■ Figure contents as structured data

· · · · · · ·

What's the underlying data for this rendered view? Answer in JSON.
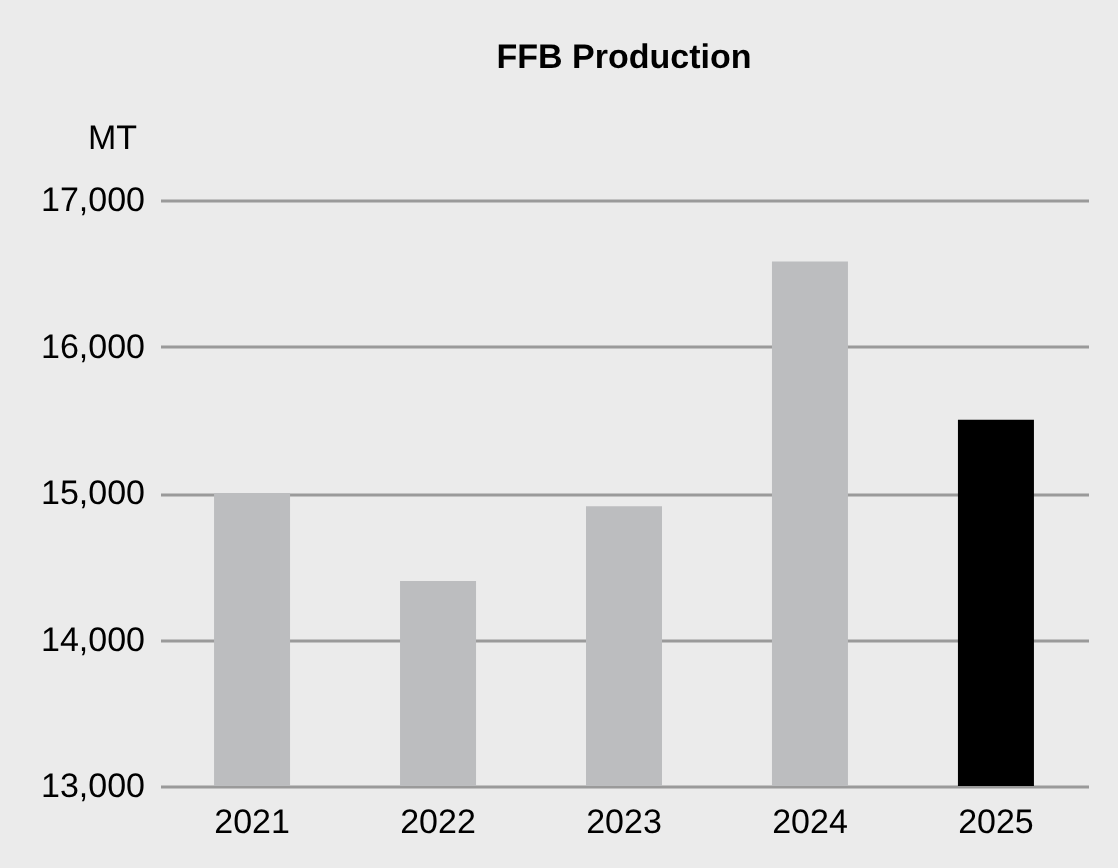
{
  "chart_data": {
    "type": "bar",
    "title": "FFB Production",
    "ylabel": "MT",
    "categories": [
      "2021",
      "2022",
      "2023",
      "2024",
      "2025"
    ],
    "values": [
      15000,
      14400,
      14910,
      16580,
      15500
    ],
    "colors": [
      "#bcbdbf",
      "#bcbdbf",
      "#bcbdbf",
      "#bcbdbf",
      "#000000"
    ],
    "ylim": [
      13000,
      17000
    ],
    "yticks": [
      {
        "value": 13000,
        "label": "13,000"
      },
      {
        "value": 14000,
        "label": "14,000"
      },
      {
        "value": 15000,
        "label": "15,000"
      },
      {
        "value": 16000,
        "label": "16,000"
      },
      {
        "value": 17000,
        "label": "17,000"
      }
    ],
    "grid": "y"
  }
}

· · · · · · ·

■ OBJECTIVE
Reproduce every entry word for word, but skip any pictures.

■ TASK ANSWER
What's the underlying data for this rendered view? Answer in JSON.
{
  "chart_data": {
    "type": "bar",
    "title": "FFB Production",
    "ylabel": "MT",
    "categories": [
      "2021",
      "2022",
      "2023",
      "2024",
      "2025"
    ],
    "values": [
      15000,
      14400,
      14910,
      16580,
      15500
    ],
    "colors": [
      "#bcbdbf",
      "#bcbdbf",
      "#bcbdbf",
      "#bcbdbf",
      "#000000"
    ],
    "ylim": [
      13000,
      17000
    ],
    "yticks": [
      {
        "value": 13000,
        "label": "13,000"
      },
      {
        "value": 14000,
        "label": "14,000"
      },
      {
        "value": 15000,
        "label": "15,000"
      },
      {
        "value": 16000,
        "label": "16,000"
      },
      {
        "value": 17000,
        "label": "17,000"
      }
    ],
    "grid": "y"
  }
}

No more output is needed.